> **DATA TO PROCESS**
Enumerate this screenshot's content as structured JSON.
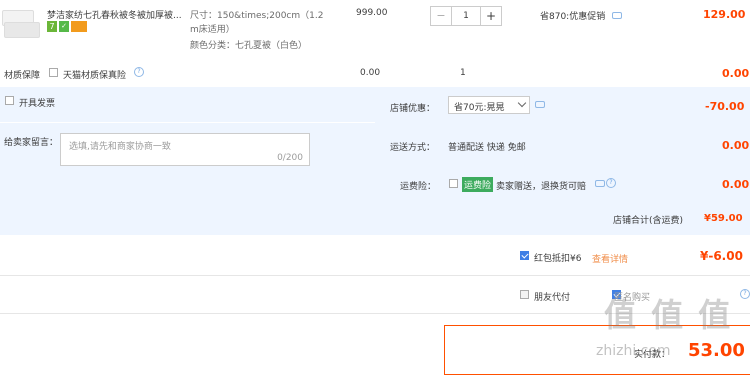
{
  "item": {
    "title": "梦洁家纺七孔春秋被冬被加厚被...",
    "spec_line1": "尺寸：150&times;200cm（1.2",
    "spec_line2": "m床适用）",
    "spec_line3": "颜色分类：七孔夏被（白色）",
    "price": "999.00",
    "quantity": "1",
    "minus": "−",
    "plus": "+",
    "promo": "省870:优惠促销",
    "subtotal": "129.00",
    "badge_7": "7",
    "badge_green": "✓"
  },
  "insurance": {
    "label": "材质保障",
    "option": "天猫材质保真险",
    "price": "0.00",
    "qty": "1",
    "subtotal": "0.00"
  },
  "invoice": {
    "label": "开具发票"
  },
  "discount": {
    "label": "店铺优惠：",
    "select_value": "省70元:晃晃",
    "amount": "-70.00"
  },
  "message": {
    "label": "给卖家留言：",
    "placeholder": "选填,请先和商家协商一致",
    "counter": "0/200"
  },
  "shipping": {
    "label": "运送方式：",
    "value": "普通配送 快递 免邮",
    "amount": "0.00"
  },
  "freight_insurance": {
    "label": "运费险：",
    "tag": "运费险",
    "desc": "卖家赠送，退换货可赔",
    "amount": "0.00"
  },
  "shop_total": {
    "label": "店铺合计(含运费)",
    "amount": "¥59.00"
  },
  "red_packet": {
    "label": "红包抵扣¥6",
    "link": "查看详情",
    "amount": "¥-6.00"
  },
  "friend_pay": {
    "label": "朋友代付",
    "anon_label": "匿名购买"
  },
  "footer": {
    "label": "实付款：",
    "amount": "53.00"
  },
  "watermark": {
    "text": "zhizhi.com",
    "logo": "值 值 值"
  },
  "colors": {
    "accent_red": "#ff4400",
    "link_blue": "#3388ff",
    "section_bg": "#eef5ff"
  }
}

> **REQUIRED TASK**
Transcribe the full listing above exactly as it stands, minus the pictures.

> **FULL OUTPUT**
Enumerate this screenshot's content as structured JSON.
{
  "item": {
    "title": "梦洁家纺七孔春秋被冬被加厚被...",
    "spec_line1": "尺寸：150&times;200cm（1.2",
    "spec_line2": "m床适用）",
    "spec_line3": "颜色分类：七孔夏被（白色）",
    "price": "999.00",
    "quantity": "1",
    "minus": "−",
    "plus": "+",
    "promo": "省870:优惠促销",
    "subtotal": "129.00",
    "badge_7": "7",
    "badge_green": "✓"
  },
  "insurance": {
    "label": "材质保障",
    "option": "天猫材质保真险",
    "price": "0.00",
    "qty": "1",
    "subtotal": "0.00"
  },
  "invoice": {
    "label": "开具发票"
  },
  "discount": {
    "label": "店铺优惠：",
    "select_value": "省70元:晃晃",
    "amount": "-70.00"
  },
  "message": {
    "label": "给卖家留言：",
    "placeholder": "选填,请先和商家协商一致",
    "counter": "0/200"
  },
  "shipping": {
    "label": "运送方式：",
    "value": "普通配送 快递 免邮",
    "amount": "0.00"
  },
  "freight_insurance": {
    "label": "运费险：",
    "tag": "运费险",
    "desc": "卖家赠送，退换货可赔",
    "amount": "0.00"
  },
  "shop_total": {
    "label": "店铺合计(含运费)",
    "amount": "¥59.00"
  },
  "red_packet": {
    "label": "红包抵扣¥6",
    "link": "查看详情",
    "amount": "¥-6.00"
  },
  "friend_pay": {
    "label": "朋友代付",
    "anon_label": "匿名购买"
  },
  "footer": {
    "label": "实付款：",
    "amount": "53.00"
  },
  "watermark": {
    "text": "zhizhi.com",
    "logo": "值 值 值"
  },
  "colors": {
    "accent_red": "#ff4400",
    "link_blue": "#3388ff",
    "section_bg": "#eef5ff"
  }
}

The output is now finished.